— START DATA FOR THIS EXERCISE —
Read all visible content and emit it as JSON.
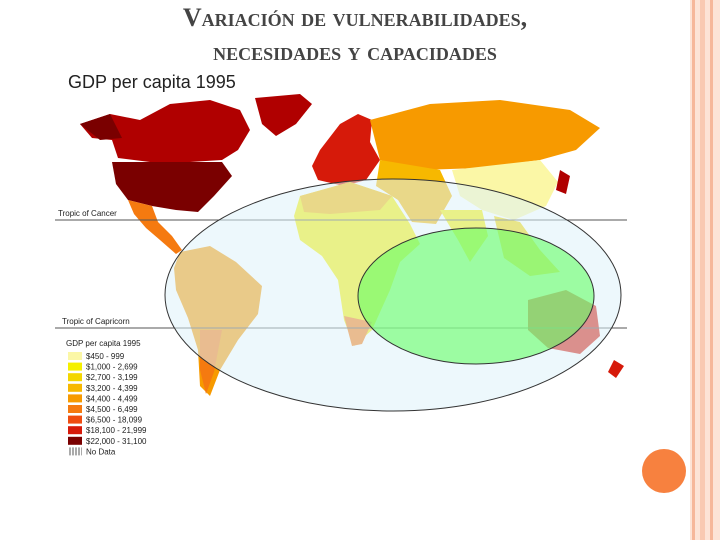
{
  "slide": {
    "title_line1": "Variación de vulnerabilidades,",
    "title_line2": "necesidades y capacidades"
  },
  "map": {
    "title": "GDP per capita 1995",
    "lines": [
      "Tropic of Cancer",
      "Tropic of Capricorn"
    ],
    "legend": {
      "title": "GDP per capita 1995",
      "items": [
        {
          "label": "$450 - 999",
          "color": "#fbf7a6"
        },
        {
          "label": "$1,000 - 2,699",
          "color": "#f5f000"
        },
        {
          "label": "$2,700 - 3,199",
          "color": "#f3d600"
        },
        {
          "label": "$3,200 - 4,399",
          "color": "#f7b800"
        },
        {
          "label": "$4,400 - 4,499",
          "color": "#f79a00"
        },
        {
          "label": "$4,500 - 6,499",
          "color": "#f57a10"
        },
        {
          "label": "$6,500 - 18,099",
          "color": "#ef4c10"
        },
        {
          "label": "$18,100 - 21,999",
          "color": "#d61a0a"
        },
        {
          "label": "$22,000 - 31,100",
          "color": "#7a0000"
        },
        {
          "label": "No Data"
        }
      ]
    }
  }
}
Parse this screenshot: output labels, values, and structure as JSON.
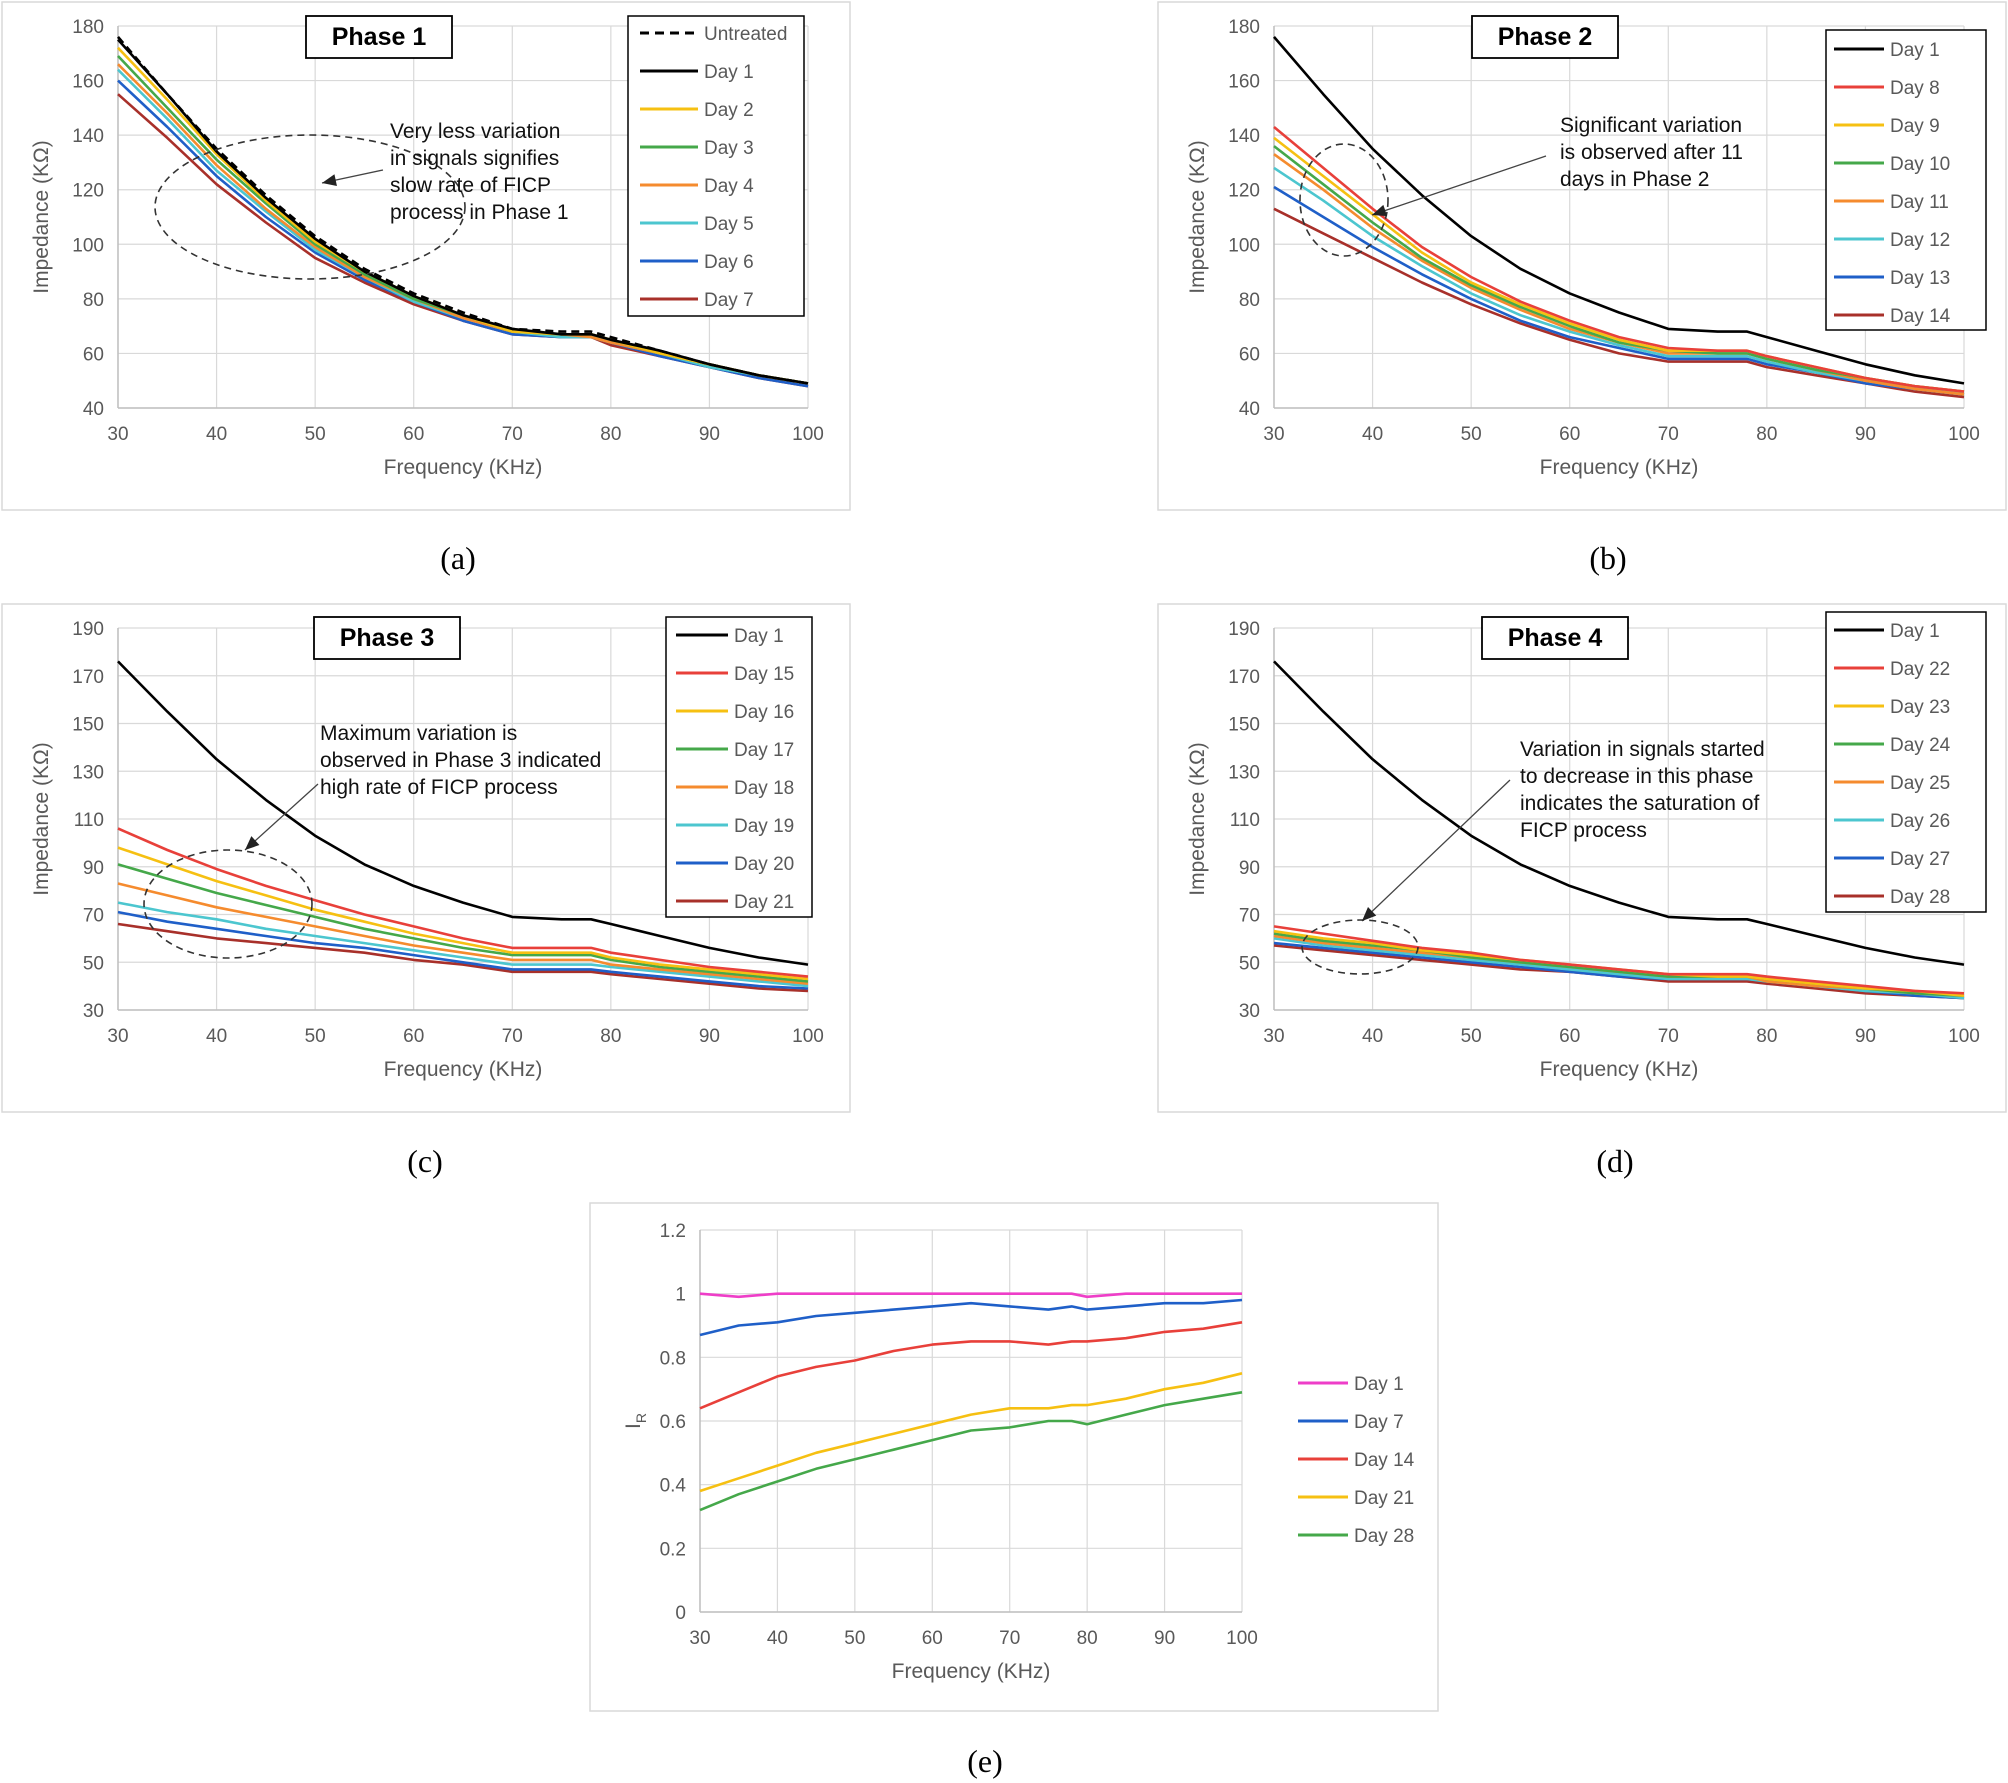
— END DATA FOR THIS EXERCISE —
WHAT THIS TASK INVOLVES: Using the material above, set down every line exactly, but skip the pictures.

RESULT:
Read all visible content and emit it as JSON.
{
  "slide": {
    "title_line1": "Variación de vulnerabilidades,",
    "title_line2": "necesidades y capacidades"
  },
  "map": {
    "title": "GDP per capita 1995",
    "lines": [
      "Tropic of Cancer",
      "Tropic of Capricorn"
    ],
    "legend": {
      "title": "GDP per capita 1995",
      "items": [
        {
          "label": "$450 - 999",
          "color": "#fbf7a6"
        },
        {
          "label": "$1,000 - 2,699",
          "color": "#f5f000"
        },
        {
          "label": "$2,700 - 3,199",
          "color": "#f3d600"
        },
        {
          "label": "$3,200 - 4,399",
          "color": "#f7b800"
        },
        {
          "label": "$4,400 - 4,499",
          "color": "#f79a00"
        },
        {
          "label": "$4,500 - 6,499",
          "color": "#f57a10"
        },
        {
          "label": "$6,500 - 18,099",
          "color": "#ef4c10"
        },
        {
          "label": "$18,100 - 21,999",
          "color": "#d61a0a"
        },
        {
          "label": "$22,000 - 31,100",
          "color": "#7a0000"
        },
        {
          "label": "No Data"
        }
      ]
    }
  }
}
Parse this screenshot: output labels, values, and structure as JSON.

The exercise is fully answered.